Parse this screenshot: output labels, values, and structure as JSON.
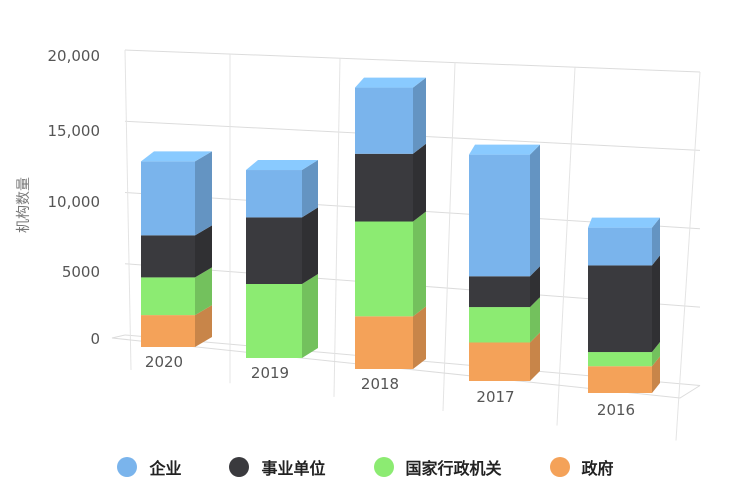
{
  "chart_data": {
    "type": "bar",
    "stacked": true,
    "three_d": true,
    "categories": [
      "2020",
      "2019",
      "2018",
      "2017",
      "2016"
    ],
    "ylabel": "机构数量",
    "xlabel": "",
    "ylim": [
      0,
      20000
    ],
    "yticks": [
      0,
      5000,
      10000,
      15000,
      20000
    ],
    "ytick_labels": [
      "0",
      "5000",
      "10,000",
      "15,000",
      "20,000"
    ],
    "grid": true,
    "legend_position": "bottom",
    "series": [
      {
        "name": "政府",
        "color": "#f4a259",
        "values": [
          2200,
          0,
          3500,
          2500,
          1700
        ]
      },
      {
        "name": "国家行政机关",
        "color": "#8ceb72",
        "values": [
          2600,
          5000,
          6300,
          2300,
          900
        ]
      },
      {
        "name": "事业单位",
        "color": "#3a3a3e",
        "values": [
          2900,
          4500,
          4500,
          2000,
          5500
        ]
      },
      {
        "name": "企业",
        "color": "#7ab4ec",
        "values": [
          5100,
          3200,
          4400,
          7900,
          2400
        ]
      }
    ],
    "legend_order": [
      "企业",
      "事业单位",
      "国家行政机关",
      "政府"
    ]
  }
}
==========
■ **OBJECTIVE**:
Please set down each line of the data above exactly as written, without the pictures.

■ **RESULT OF THIS TASK**:
Parse this screenshot: output labels, values, and structure as JSON.
{
  "chart_data": {
    "type": "bar",
    "stacked": true,
    "three_d": true,
    "categories": [
      "2020",
      "2019",
      "2018",
      "2017",
      "2016"
    ],
    "ylabel": "机构数量",
    "xlabel": "",
    "ylim": [
      0,
      20000
    ],
    "yticks": [
      0,
      5000,
      10000,
      15000,
      20000
    ],
    "ytick_labels": [
      "0",
      "5000",
      "10,000",
      "15,000",
      "20,000"
    ],
    "grid": true,
    "legend_position": "bottom",
    "series": [
      {
        "name": "政府",
        "color": "#f4a259",
        "values": [
          2200,
          0,
          3500,
          2500,
          1700
        ]
      },
      {
        "name": "国家行政机关",
        "color": "#8ceb72",
        "values": [
          2600,
          5000,
          6300,
          2300,
          900
        ]
      },
      {
        "name": "事业单位",
        "color": "#3a3a3e",
        "values": [
          2900,
          4500,
          4500,
          2000,
          5500
        ]
      },
      {
        "name": "企业",
        "color": "#7ab4ec",
        "values": [
          5100,
          3200,
          4400,
          7900,
          2400
        ]
      }
    ],
    "legend_order": [
      "企业",
      "事业单位",
      "国家行政机关",
      "政府"
    ]
  }
}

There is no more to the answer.